- To do -
Go through the listing beneath this task and return every line that carries the string "Info".

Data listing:
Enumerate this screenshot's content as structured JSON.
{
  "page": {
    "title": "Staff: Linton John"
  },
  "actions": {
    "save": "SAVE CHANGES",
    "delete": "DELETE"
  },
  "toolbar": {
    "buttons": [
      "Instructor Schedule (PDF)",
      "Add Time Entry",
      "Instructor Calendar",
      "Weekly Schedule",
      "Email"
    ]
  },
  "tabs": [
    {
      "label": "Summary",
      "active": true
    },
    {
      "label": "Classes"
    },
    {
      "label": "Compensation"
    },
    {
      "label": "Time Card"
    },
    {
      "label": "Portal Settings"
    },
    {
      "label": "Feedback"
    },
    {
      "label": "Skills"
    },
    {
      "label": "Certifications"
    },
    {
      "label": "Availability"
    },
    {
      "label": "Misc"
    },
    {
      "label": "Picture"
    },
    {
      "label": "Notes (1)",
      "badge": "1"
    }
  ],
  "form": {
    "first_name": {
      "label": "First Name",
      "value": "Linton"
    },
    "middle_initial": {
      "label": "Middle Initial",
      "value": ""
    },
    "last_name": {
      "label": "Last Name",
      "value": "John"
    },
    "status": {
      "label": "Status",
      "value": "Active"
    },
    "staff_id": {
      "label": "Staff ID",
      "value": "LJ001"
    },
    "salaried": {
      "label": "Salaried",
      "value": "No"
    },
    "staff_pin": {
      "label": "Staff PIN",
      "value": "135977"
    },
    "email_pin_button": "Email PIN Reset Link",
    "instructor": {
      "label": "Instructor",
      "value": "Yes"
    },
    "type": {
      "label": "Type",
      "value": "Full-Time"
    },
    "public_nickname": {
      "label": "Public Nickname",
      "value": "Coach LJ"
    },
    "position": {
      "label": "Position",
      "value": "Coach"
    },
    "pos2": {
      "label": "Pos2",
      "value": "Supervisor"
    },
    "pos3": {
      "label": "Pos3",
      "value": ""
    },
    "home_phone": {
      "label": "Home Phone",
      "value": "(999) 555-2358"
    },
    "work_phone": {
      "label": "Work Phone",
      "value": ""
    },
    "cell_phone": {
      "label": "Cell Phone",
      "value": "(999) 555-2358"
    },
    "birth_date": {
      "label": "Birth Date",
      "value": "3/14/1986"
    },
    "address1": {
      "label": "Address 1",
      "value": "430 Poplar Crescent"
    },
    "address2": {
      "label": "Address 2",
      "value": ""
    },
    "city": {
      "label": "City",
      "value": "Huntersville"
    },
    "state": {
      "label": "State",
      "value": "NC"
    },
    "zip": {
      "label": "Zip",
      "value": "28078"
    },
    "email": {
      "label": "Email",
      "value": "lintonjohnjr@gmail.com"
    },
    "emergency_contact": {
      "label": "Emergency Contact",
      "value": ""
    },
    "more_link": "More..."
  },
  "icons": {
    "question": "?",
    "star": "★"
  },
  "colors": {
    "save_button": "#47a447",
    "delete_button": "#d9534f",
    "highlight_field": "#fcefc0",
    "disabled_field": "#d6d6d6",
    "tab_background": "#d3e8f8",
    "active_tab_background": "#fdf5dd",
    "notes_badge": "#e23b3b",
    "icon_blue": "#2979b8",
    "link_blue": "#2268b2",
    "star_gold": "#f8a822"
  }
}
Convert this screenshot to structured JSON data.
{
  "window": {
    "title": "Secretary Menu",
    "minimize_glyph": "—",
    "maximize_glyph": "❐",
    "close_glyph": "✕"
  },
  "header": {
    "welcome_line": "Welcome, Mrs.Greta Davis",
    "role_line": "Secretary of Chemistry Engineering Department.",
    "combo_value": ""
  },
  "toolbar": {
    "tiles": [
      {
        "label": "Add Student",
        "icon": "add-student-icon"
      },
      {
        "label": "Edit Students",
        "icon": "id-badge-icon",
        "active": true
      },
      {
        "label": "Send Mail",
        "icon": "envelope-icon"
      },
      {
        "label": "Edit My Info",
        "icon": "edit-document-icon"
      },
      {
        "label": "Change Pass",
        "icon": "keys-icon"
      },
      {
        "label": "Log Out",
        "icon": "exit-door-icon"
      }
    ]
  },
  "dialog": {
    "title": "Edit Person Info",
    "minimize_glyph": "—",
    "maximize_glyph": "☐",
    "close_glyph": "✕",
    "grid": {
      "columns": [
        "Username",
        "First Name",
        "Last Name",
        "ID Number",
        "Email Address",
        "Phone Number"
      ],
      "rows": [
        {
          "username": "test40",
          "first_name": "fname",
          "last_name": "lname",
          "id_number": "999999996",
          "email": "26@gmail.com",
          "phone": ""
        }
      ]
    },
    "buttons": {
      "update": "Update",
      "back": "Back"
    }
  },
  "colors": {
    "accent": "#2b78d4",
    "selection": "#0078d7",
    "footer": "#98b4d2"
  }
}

- Response for this exercise -
        "label": "Edit My Info",
    "title": "Edit Person Info",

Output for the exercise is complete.